#### Task to carry out:
Tally the lines that hold the word "Settings" and reply with that figure only.

#### Data listing:
[Begin]

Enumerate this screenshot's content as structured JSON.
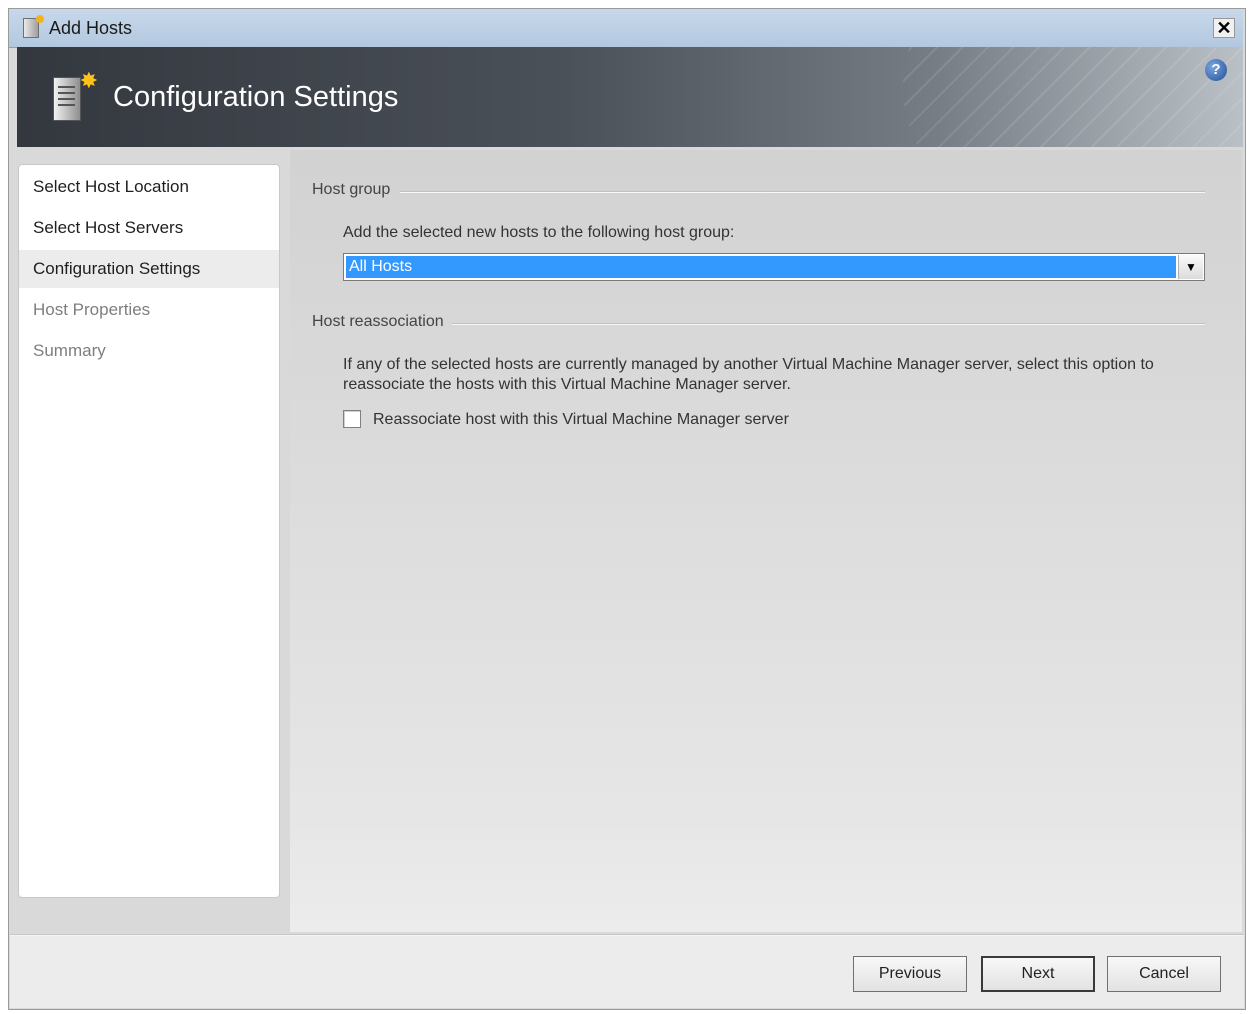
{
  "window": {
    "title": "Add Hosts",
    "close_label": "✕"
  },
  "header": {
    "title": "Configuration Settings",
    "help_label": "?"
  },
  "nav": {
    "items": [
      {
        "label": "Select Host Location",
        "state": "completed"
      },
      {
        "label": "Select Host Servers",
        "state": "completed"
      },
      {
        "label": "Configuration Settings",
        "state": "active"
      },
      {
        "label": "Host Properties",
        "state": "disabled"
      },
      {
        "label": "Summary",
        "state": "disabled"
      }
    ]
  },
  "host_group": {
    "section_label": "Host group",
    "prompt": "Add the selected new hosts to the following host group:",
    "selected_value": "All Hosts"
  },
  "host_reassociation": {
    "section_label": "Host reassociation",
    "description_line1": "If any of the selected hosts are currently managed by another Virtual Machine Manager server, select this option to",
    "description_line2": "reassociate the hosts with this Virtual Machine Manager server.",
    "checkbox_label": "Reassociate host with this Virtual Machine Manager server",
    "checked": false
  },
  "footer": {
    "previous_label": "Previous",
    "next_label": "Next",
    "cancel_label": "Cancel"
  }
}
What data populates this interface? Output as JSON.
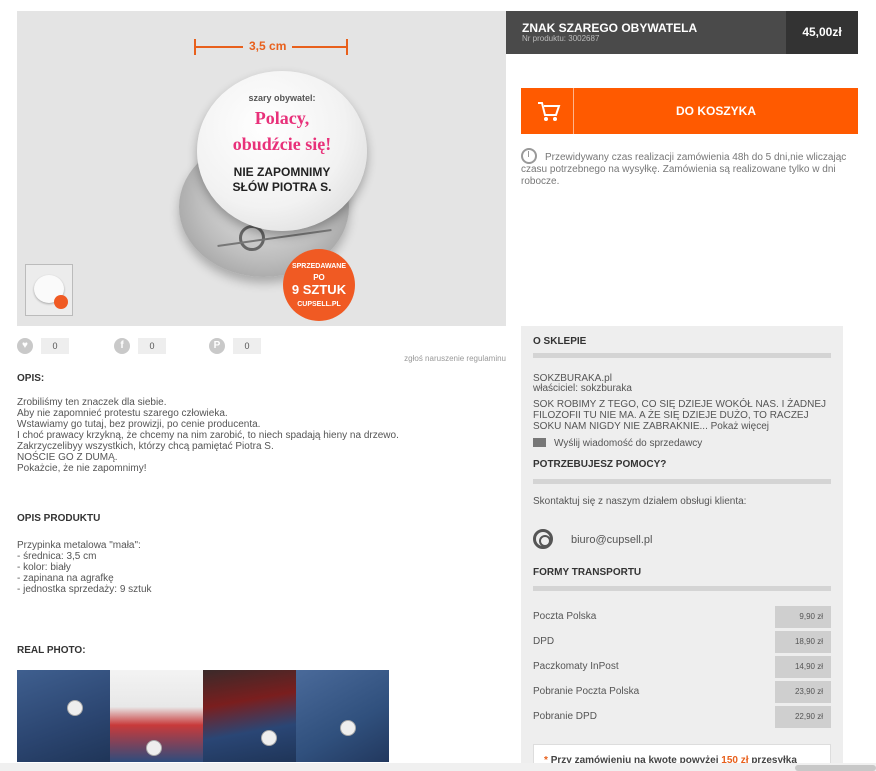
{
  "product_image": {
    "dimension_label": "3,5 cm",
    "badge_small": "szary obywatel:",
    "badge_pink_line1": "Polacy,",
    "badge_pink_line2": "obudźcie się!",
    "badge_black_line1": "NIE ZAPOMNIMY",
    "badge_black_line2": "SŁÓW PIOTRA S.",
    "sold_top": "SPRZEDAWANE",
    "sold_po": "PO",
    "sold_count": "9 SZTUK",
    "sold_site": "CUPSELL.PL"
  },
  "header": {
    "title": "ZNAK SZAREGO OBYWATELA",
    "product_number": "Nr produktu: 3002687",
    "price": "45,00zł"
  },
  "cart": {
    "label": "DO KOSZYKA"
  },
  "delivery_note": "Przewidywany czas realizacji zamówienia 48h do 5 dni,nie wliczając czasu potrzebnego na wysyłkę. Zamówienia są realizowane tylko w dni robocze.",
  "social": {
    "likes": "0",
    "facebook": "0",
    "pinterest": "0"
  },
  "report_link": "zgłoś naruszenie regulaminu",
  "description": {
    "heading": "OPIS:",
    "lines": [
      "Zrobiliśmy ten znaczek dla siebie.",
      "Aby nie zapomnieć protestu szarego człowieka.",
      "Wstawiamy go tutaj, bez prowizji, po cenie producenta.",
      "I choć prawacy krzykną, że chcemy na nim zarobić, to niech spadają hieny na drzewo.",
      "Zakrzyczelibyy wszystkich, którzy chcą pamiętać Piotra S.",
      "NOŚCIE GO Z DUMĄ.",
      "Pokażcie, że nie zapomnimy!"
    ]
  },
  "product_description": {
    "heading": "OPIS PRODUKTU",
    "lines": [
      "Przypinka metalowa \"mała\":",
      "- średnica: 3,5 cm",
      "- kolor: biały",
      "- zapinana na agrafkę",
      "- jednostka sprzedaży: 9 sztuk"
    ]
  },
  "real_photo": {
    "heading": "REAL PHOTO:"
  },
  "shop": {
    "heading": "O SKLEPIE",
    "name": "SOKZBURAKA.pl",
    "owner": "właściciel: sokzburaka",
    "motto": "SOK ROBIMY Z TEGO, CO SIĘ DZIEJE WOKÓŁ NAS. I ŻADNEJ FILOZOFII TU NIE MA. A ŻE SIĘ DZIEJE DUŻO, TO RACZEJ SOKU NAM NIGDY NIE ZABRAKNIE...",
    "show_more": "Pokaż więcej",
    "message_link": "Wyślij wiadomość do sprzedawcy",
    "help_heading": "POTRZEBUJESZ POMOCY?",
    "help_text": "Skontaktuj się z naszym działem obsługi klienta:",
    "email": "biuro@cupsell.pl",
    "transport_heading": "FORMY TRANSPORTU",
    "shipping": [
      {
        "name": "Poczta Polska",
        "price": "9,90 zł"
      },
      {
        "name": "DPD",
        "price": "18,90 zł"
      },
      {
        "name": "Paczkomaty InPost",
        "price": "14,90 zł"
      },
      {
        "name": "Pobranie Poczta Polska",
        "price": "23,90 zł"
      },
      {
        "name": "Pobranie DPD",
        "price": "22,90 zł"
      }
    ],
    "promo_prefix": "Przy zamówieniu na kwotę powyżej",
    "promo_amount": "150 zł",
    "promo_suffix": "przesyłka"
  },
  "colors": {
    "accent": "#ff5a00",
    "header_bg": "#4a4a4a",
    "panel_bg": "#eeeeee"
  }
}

[End]

#### Written solution:
2